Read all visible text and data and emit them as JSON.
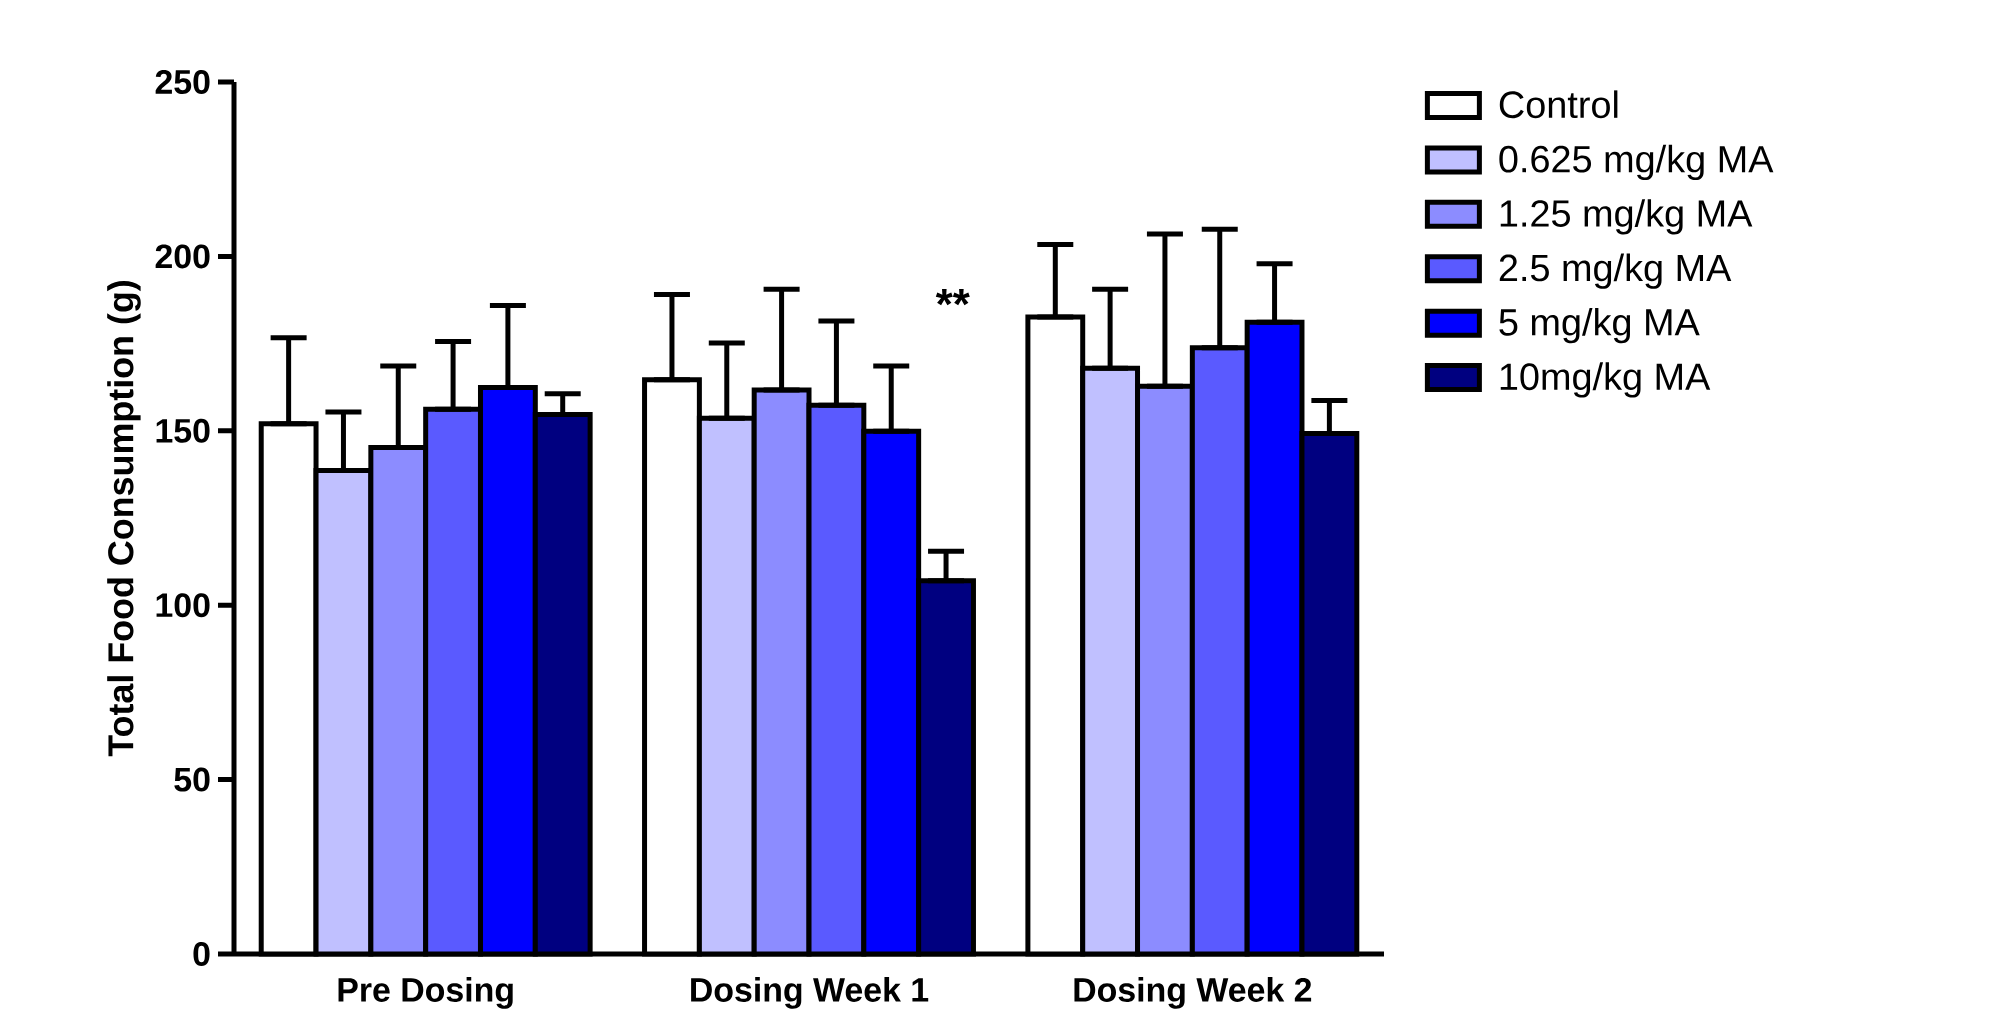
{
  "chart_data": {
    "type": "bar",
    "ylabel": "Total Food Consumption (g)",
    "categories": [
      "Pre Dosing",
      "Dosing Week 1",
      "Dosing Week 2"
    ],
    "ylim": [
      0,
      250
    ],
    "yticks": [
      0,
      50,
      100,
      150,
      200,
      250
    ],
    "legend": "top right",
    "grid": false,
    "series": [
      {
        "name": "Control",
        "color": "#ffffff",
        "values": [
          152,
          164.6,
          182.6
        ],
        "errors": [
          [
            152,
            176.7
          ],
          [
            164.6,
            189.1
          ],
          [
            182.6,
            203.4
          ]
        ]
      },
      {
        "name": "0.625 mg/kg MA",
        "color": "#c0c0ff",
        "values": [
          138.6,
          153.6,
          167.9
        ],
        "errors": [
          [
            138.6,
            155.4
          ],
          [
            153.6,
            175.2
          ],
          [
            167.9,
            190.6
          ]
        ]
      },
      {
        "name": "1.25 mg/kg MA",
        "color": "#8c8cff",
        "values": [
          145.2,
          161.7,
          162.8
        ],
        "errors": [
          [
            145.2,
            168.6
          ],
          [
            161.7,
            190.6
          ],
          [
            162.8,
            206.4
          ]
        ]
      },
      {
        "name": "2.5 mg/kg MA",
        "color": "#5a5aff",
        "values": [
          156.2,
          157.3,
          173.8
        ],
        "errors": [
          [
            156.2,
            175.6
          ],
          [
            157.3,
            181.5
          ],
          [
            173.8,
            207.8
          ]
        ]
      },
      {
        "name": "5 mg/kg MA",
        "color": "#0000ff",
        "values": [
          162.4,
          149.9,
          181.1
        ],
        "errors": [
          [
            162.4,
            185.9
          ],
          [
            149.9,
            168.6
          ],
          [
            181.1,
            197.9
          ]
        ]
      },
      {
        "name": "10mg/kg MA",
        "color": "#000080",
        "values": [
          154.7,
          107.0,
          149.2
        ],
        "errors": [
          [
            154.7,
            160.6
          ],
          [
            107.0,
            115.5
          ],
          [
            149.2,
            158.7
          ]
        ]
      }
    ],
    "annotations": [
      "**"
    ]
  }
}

STATED EXERCISE :: Every record above must be given again exactly; drop the pictures.

FINISHED ANSWER ::
Read all visible text and data and emit them as JSON.
{
  "chart_data": {
    "type": "bar",
    "ylabel": "Total Food Consumption (g)",
    "categories": [
      "Pre Dosing",
      "Dosing Week 1",
      "Dosing Week 2"
    ],
    "ylim": [
      0,
      250
    ],
    "yticks": [
      0,
      50,
      100,
      150,
      200,
      250
    ],
    "legend": "top right",
    "grid": false,
    "series": [
      {
        "name": "Control",
        "color": "#ffffff",
        "values": [
          152,
          164.6,
          182.6
        ],
        "errors": [
          [
            152,
            176.7
          ],
          [
            164.6,
            189.1
          ],
          [
            182.6,
            203.4
          ]
        ]
      },
      {
        "name": "0.625 mg/kg MA",
        "color": "#c0c0ff",
        "values": [
          138.6,
          153.6,
          167.9
        ],
        "errors": [
          [
            138.6,
            155.4
          ],
          [
            153.6,
            175.2
          ],
          [
            167.9,
            190.6
          ]
        ]
      },
      {
        "name": "1.25 mg/kg MA",
        "color": "#8c8cff",
        "values": [
          145.2,
          161.7,
          162.8
        ],
        "errors": [
          [
            145.2,
            168.6
          ],
          [
            161.7,
            190.6
          ],
          [
            162.8,
            206.4
          ]
        ]
      },
      {
        "name": "2.5 mg/kg MA",
        "color": "#5a5aff",
        "values": [
          156.2,
          157.3,
          173.8
        ],
        "errors": [
          [
            156.2,
            175.6
          ],
          [
            157.3,
            181.5
          ],
          [
            173.8,
            207.8
          ]
        ]
      },
      {
        "name": "5 mg/kg MA",
        "color": "#0000ff",
        "values": [
          162.4,
          149.9,
          181.1
        ],
        "errors": [
          [
            162.4,
            185.9
          ],
          [
            149.9,
            168.6
          ],
          [
            181.1,
            197.9
          ]
        ]
      },
      {
        "name": "10mg/kg MA",
        "color": "#000080",
        "values": [
          154.7,
          107.0,
          149.2
        ],
        "errors": [
          [
            154.7,
            160.6
          ],
          [
            107.0,
            115.5
          ],
          [
            149.2,
            158.7
          ]
        ]
      }
    ],
    "annotations": [
      "**"
    ]
  }
}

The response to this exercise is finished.